- _Work to be completed_:
Please set down all the lines beneath this one exactly, without the pictures.
*** Excerpted data
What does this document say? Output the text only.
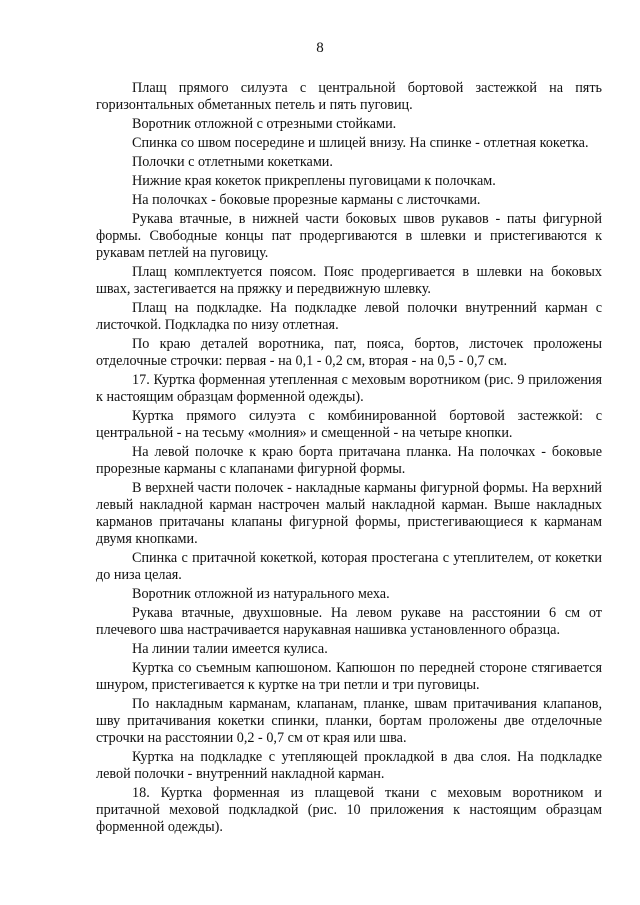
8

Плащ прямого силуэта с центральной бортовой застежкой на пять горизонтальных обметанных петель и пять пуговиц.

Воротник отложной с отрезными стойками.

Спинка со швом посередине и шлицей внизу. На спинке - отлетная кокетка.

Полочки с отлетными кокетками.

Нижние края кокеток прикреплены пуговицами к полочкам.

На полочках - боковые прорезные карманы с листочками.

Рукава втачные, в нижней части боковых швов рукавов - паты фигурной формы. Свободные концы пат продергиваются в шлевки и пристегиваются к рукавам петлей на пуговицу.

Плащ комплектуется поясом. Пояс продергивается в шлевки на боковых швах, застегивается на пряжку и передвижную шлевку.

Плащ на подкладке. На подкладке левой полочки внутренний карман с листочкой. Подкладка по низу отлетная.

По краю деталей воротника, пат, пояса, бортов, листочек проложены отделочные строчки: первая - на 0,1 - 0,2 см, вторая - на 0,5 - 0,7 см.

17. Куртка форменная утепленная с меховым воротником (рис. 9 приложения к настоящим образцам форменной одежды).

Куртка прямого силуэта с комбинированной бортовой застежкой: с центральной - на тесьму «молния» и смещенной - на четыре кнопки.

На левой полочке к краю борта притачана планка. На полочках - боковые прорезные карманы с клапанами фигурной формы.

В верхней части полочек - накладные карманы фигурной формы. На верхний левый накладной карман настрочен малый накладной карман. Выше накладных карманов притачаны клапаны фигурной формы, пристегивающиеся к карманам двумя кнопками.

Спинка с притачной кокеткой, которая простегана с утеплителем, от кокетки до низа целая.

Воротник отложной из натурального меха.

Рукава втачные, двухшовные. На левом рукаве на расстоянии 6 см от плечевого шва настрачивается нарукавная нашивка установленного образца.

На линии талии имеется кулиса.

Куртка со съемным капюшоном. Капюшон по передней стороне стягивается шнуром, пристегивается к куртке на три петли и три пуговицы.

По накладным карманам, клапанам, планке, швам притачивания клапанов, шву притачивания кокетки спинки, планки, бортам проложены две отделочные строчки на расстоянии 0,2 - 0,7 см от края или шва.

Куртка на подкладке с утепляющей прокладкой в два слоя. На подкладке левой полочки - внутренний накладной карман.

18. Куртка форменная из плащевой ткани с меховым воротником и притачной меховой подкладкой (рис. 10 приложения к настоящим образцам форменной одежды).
******
- _The reply_:
What does this document say? Output the text only.
8

Плащ прямого силуэта с центральной бортовой застежкой на пять горизонтальных обметанных петель и пять пуговиц.

Воротник отложной с отрезными стойками.

Спинка со швом посередине и шлицей внизу. На спинке - отлетная кокетка.

Полочки с отлетными кокетками.

Нижние края кокеток прикреплены пуговицами к полочкам.

На полочках - боковые прорезные карманы с листочками.

Рукава втачные, в нижней части боковых швов рукавов - паты фигурной формы. Свободные концы пат продергиваются в шлевки и пристегиваются к рукавам петлей на пуговицу.

Плащ комплектуется поясом. Пояс продергивается в шлевки на боковых швах, застегивается на пряжку и передвижную шлевку.

Плащ на подкладке. На подкладке левой полочки внутренний карман с листочкой. Подкладка по низу отлетная.

По краю деталей воротника, пат, пояса, бортов, листочек проложены отделочные строчки: первая - на 0,1 - 0,2 см, вторая - на 0,5 - 0,7 см.

17. Куртка форменная утепленная с меховым воротником (рис. 9 приложения к настоящим образцам форменной одежды).

Куртка прямого силуэта с комбинированной бортовой застежкой: с центральной - на тесьму «молния» и смещенной - на четыре кнопки.

На левой полочке к краю борта притачана планка. На полочках - боковые прорезные карманы с клапанами фигурной формы.

В верхней части полочек - накладные карманы фигурной формы. На верхний левый накладной карман настрочен малый накладной карман. Выше накладных карманов притачаны клапаны фигурной формы, пристегивающиеся к карманам двумя кнопками.

Спинка с притачной кокеткой, которая простегана с утеплителем, от кокетки до низа целая.

Воротник отложной из натурального меха.

Рукава втачные, двухшовные. На левом рукаве на расстоянии 6 см от плечевого шва настрачивается нарукавная нашивка установленного образца.

На линии талии имеется кулиса.

Куртка со съемным капюшоном. Капюшон по передней стороне стягивается шнуром, пристегивается к куртке на три петли и три пуговицы.

По накладным карманам, клапанам, планке, швам притачивания клапанов, шву притачивания кокетки спинки, планки, бортам проложены две отделочные строчки на расстоянии 0,2 - 0,7 см от края или шва.

Куртка на подкладке с утепляющей прокладкой в два слоя. На подкладке левой полочки - внутренний накладной карман.

18. Куртка форменная из плащевой ткани с меховым воротником и притачной меховой подкладкой (рис. 10 приложения к настоящим образцам форменной одежды).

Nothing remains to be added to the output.